* **AVAILABLE RECORDS**:
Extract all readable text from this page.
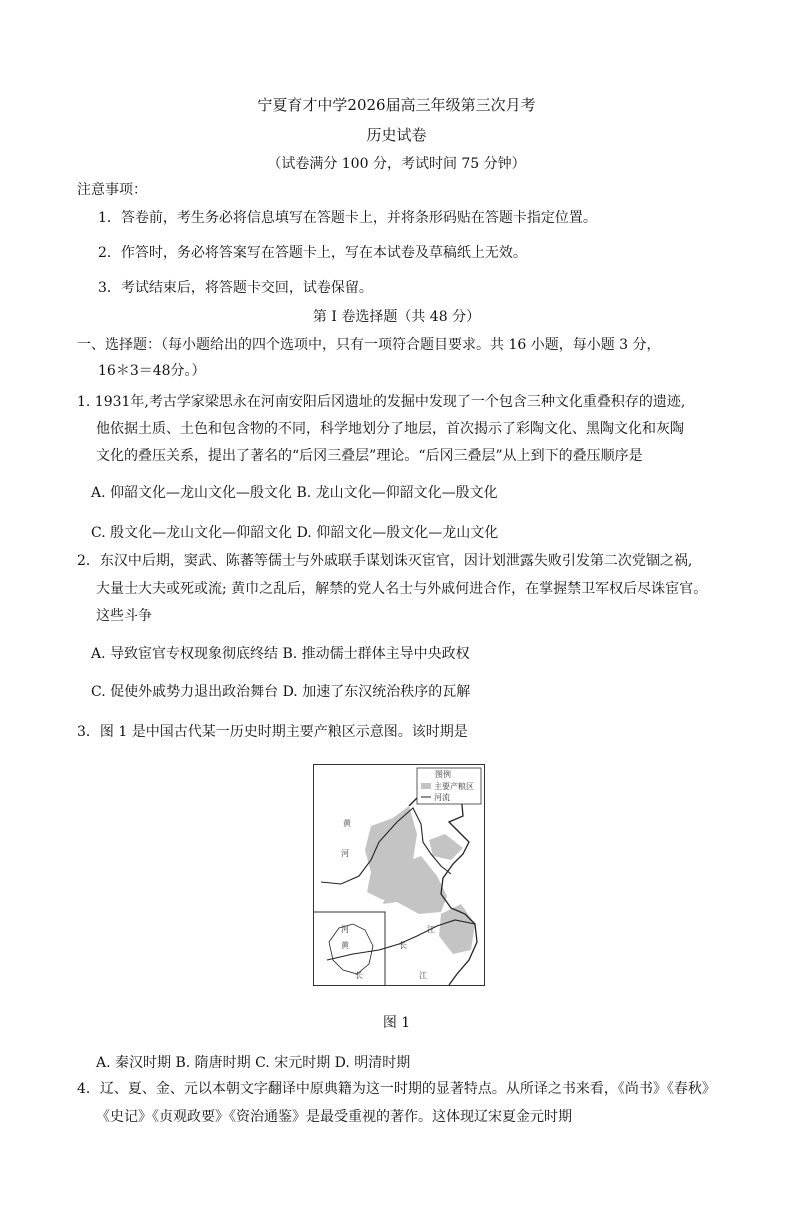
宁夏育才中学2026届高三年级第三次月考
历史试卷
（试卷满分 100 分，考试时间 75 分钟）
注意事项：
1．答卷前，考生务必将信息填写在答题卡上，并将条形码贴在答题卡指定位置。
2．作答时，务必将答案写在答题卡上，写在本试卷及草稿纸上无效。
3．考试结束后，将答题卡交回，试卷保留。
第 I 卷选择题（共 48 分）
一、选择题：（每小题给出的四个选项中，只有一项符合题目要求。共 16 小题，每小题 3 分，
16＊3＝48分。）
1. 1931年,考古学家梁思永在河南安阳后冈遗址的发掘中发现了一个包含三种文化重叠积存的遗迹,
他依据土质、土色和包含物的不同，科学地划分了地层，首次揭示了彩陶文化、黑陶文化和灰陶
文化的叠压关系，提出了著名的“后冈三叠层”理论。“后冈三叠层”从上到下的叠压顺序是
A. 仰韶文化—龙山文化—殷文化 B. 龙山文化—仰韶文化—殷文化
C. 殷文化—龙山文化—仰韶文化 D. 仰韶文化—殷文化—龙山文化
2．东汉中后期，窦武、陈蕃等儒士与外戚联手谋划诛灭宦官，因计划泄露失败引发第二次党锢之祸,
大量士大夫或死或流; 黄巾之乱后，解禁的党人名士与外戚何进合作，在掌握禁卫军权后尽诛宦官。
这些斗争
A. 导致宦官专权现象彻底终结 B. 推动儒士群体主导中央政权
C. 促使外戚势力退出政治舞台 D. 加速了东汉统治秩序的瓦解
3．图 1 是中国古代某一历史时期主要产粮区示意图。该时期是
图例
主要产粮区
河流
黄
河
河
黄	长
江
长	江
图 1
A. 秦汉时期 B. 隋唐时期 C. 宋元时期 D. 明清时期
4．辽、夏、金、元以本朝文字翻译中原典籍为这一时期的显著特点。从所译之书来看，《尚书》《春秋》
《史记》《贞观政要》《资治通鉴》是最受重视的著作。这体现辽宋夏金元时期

* **DIRECTIONS FOR THIS TASK**:
How many lines of the data hold the string "龙山文化"? Reply with the number alone.

* **THE SOLUTION**:
2